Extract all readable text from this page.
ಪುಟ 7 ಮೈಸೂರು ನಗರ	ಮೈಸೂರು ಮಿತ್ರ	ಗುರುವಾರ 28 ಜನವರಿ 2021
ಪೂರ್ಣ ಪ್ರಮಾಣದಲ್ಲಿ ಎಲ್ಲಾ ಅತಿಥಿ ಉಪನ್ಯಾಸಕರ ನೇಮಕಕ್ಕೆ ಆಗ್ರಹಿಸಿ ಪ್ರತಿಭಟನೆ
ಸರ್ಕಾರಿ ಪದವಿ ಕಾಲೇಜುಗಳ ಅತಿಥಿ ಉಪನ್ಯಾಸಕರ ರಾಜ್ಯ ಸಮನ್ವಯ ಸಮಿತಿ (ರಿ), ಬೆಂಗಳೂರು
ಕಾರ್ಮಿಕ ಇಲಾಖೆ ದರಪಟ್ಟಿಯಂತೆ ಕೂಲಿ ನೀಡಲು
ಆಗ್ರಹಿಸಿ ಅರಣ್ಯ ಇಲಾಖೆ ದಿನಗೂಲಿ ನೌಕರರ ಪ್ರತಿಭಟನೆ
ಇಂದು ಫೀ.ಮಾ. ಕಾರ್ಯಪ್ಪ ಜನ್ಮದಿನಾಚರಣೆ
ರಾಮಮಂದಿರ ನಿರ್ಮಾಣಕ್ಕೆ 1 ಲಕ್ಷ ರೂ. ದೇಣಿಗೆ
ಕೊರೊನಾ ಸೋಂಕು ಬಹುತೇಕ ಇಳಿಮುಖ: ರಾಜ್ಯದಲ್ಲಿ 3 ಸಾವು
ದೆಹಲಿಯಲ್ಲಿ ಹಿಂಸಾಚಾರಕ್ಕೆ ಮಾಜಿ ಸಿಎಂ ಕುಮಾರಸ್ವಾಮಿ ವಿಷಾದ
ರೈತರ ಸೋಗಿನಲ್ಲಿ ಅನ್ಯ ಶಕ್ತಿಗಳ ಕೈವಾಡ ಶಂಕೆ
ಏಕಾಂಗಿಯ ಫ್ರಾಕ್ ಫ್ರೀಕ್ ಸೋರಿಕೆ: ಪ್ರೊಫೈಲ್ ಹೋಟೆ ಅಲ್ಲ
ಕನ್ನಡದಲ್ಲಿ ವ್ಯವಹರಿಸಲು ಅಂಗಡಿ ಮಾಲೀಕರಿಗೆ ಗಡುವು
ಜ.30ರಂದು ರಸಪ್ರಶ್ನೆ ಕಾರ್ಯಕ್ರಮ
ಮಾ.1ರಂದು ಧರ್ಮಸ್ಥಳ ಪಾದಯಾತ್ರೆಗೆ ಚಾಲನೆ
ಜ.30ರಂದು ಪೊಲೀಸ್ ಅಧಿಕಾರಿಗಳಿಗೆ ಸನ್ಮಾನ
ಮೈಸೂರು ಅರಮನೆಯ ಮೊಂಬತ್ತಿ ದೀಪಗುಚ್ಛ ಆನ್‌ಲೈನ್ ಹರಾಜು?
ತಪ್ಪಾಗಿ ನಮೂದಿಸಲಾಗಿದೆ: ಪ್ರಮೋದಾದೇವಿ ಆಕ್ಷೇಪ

━━━━━━━━━━━━━━━━━━━━━━━━━━━━━━

JOB: Copy out all of the lines above exactly.

REPLY TO THE EXERCISE:
Extract all readable text from this page.
ಪುಟ 7 ಮೈಸೂರು ನಗರ	ಮೈಸೂರು ಮಿತ್ರ	ಗುರುವಾರ 28 ಜನವರಿ 2021
ಪೂರ್ಣ ಪ್ರಮಾಣದಲ್ಲಿ ಎಲ್ಲಾ ಅತಿಥಿ ಉಪನ್ಯಾಸಕರ ನೇಮಕಕ್ಕೆ ಆಗ್ರಹಿಸಿ ಪ್ರತಿಭಟನೆ
ಸರ್ಕಾರಿ ಪದವಿ ಕಾಲೇಜುಗಳ ಅತಿಥಿ ಉಪನ್ಯಾಸಕರ ರಾಜ್ಯ ಸಮನ್ವಯ ಸಮಿತಿ (ರಿ), ಬೆಂಗಳೂರು
ಕಾರ್ಮಿಕ ಇಲಾಖೆ ದರಪಟ್ಟಿಯಂತೆ ಕೂಲಿ ನೀಡಲು
ಆಗ್ರಹಿಸಿ ಅರಣ್ಯ ಇಲಾಖೆ ದಿನಗೂಲಿ ನೌಕರರ ಪ್ರತಿಭಟನೆ
ಇಂದು ಫೀ.ಮಾ. ಕಾರ್ಯಪ್ಪ ಜನ್ಮದಿನಾಚರಣೆ
ರಾಮಮಂದಿರ ನಿರ್ಮಾಣಕ್ಕೆ 1 ಲಕ್ಷ ರೂ. ದೇಣಿಗೆ
ಕೊರೊನಾ ಸೋಂಕು ಬಹುತೇಕ ಇಳಿಮುಖ: ರಾಜ್ಯದಲ್ಲಿ 3 ಸಾವು
ದೆಹಲಿಯಲ್ಲಿ ಹಿಂಸಾಚಾರಕ್ಕೆ ಮಾಜಿ ಸಿಎಂ ಕುಮಾರಸ್ವಾಮಿ ವಿಷಾದ
ರೈತರ ಸೋಗಿನಲ್ಲಿ ಅನ್ಯ ಶಕ್ತಿಗಳ ಕೈವಾಡ ಶಂಕೆ
ಏಕಾಂಗಿಯ ಫ್ರಾಕ್ ಫ್ರೀಕ್ ಸೋರಿಕೆ: ಪ್ರೊಫೈಲ್ ಹೋಟೆ ಅಲ್ಲ
ಕನ್ನಡದಲ್ಲಿ ವ್ಯವಹರಿಸಲು ಅಂಗಡಿ ಮಾಲೀಕರಿಗೆ ಗಡುವು
ಜ.30ರಂದು ರಸಪ್ರಶ್ನೆ ಕಾರ್ಯಕ್ರಮ
ಮಾ.1ರಂದು ಧರ್ಮಸ್ಥಳ ಪಾದಯಾತ್ರೆಗೆ ಚಾಲನೆ
ಜ.30ರಂದು ಪೊಲೀಸ್ ಅಧಿಕಾರಿಗಳಿಗೆ ಸನ್ಮಾನ
ಮೈಸೂರು ಅರಮನೆಯ ಮೊಂಬತ್ತಿ ದೀಪಗುಚ್ಛ ಆನ್‌ಲೈನ್ ಹರಾಜು?
ತಪ್ಪಾಗಿ ನಮೂದಿಸಲಾಗಿದೆ: ಪ್ರಮೋದಾದೇವಿ ಆಕ್ಷೇಪ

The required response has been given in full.